*Text block*
Seplow described her reaction as one of "absolute gross sadness" and said that after the first incident she became so emotional she found it almost impossible to enter her classroom.

In the complaint, she alleges that the school did not launch an investigation after the first incident, and that the principal, Jeffrey Sprout, refused to walk to the parking lot to look at her car after it had been vandalized. He told her not to file a police report, according to the lawsuit. Only one of the students involved in vandalizing her ID card was punished, and was given a seven-day suspension, according to the lawsuit. Seplow told ABC News that she did not know exactly how many students were involved in the acts of vandalism.

After her car was vandalized with the swastika, Seplow told the school district's human resources department that she believed Sprout was anti-Semitic, and she requested a transfer because, she said, the incidents were traumatizing her. She was denied a transfer.

Seplow had been with the Montebello School since 1994, according to court documents. She told ABC News she had worked in various capacities at the school, serving as head of staff development and curriculum, in addition to teaching language arts.

"I was a damn good teacher. I loved my students, and I loved what I did," she said.

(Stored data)
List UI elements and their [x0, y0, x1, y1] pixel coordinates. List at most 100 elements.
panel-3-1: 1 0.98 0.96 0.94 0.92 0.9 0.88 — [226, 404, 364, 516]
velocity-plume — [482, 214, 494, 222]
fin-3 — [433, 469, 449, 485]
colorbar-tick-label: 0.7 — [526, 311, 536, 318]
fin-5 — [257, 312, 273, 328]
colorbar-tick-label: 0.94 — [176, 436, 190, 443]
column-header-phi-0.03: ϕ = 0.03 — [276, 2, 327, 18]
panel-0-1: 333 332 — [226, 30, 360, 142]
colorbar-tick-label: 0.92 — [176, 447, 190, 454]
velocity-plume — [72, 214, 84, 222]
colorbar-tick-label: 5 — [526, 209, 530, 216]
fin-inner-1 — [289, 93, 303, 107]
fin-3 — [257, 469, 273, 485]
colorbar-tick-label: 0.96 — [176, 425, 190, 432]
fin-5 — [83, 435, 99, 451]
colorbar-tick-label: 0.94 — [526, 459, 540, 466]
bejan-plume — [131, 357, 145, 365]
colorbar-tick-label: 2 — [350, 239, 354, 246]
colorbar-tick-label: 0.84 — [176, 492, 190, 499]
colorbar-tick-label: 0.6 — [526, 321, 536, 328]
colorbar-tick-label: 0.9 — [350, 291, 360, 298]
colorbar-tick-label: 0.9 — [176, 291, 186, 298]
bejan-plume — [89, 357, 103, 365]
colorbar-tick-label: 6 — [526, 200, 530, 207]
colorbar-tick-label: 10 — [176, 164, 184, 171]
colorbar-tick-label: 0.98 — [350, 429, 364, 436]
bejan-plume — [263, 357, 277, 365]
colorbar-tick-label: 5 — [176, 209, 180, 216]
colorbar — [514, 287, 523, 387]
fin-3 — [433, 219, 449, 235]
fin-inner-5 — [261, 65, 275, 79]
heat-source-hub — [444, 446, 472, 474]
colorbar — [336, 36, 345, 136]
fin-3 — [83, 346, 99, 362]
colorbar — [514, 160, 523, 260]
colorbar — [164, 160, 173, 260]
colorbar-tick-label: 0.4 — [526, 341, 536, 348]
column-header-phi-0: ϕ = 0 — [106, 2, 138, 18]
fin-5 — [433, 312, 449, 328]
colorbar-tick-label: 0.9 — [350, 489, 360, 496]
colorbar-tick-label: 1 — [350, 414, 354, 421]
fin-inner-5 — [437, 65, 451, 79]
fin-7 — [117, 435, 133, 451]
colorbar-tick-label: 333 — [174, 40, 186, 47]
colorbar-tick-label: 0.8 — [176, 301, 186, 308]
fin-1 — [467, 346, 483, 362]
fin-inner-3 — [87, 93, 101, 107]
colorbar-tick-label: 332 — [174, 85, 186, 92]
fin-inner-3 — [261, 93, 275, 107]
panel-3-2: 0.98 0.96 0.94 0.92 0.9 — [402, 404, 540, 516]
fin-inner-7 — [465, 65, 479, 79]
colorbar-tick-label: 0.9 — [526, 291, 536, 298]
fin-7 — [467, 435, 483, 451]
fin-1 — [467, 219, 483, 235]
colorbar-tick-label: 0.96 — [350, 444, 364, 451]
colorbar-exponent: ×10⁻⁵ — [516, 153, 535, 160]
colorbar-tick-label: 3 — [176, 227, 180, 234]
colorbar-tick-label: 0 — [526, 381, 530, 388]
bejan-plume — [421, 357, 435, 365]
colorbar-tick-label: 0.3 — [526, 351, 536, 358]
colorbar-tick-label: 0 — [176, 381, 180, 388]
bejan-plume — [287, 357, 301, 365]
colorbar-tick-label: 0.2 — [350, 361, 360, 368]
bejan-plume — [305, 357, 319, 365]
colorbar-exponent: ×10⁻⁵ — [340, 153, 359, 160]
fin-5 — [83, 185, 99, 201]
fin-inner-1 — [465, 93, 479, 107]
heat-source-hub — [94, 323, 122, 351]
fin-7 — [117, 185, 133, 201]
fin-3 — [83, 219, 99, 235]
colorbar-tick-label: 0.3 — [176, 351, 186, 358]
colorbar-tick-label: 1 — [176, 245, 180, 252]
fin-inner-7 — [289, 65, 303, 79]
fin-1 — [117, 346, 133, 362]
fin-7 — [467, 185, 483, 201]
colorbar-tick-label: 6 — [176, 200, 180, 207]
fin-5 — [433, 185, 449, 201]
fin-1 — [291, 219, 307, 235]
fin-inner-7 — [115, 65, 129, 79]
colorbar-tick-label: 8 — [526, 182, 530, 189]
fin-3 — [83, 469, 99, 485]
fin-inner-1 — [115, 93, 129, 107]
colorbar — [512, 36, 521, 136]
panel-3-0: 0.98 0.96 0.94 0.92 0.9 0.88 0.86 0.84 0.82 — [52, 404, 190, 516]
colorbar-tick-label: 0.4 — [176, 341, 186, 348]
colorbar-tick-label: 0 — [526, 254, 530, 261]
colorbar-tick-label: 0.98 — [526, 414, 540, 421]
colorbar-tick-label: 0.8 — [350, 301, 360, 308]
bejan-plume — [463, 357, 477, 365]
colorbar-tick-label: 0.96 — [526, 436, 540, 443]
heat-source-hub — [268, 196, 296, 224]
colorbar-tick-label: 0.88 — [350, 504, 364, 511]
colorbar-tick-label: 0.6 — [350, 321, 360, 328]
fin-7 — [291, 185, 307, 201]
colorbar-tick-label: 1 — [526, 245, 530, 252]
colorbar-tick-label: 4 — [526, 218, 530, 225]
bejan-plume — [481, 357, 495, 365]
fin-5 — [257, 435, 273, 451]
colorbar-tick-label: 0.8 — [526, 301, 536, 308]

*Your tasks*
**a)** List each allegation that the article on Seplow's lawsuit explicitly attributes to the complaint or the lawsuit.
**b)** Pick up the article on Seplow's lawsuit after its final sentence and write the next paragraph.

*Answers for the exercise*
**a)**
- The school did not launch an investigation after the first incident.
- The principal, Jeffrey Sprout, refused to walk to the parking lot to look at her car after it had been vandalized.
- Sprout told her not to file a police report.
- Only one of the students involved in vandalizing her ID card was punished, and that student received a seven-day suspension.

**b)**
But in January 2009, Seplow said she received an evaluation from Sprout stating she had poor communication skills and was not getting along with her students. The complaint filed in court states that Sprout admonished her in the evaluations for telling human resources she believed he was anti-Semitic. He called the accusation "categorically false."

Sprout, who is currently the head of human resources in another Arizona school district, referred all comments to the Alhambra School District.

Robert Haws, the legal counsel for the Alhambra School District, wrote in an email to ABC News that no discrimination occurred, and that the Equal Employment Opportunity Commission initially ruled in Alhambra's favor.

According to the lawsuit, Seplow filed two charges with the EEOC, one in December 2009, and one in June 2010. The lawsuit maintains that the EEOC ruled on the charge filed in 2009 and found reasonable cause to believe there had been a violation of Title VII of the Civil Rights Act, and issued a right to sue notice for the charge filed in 2010.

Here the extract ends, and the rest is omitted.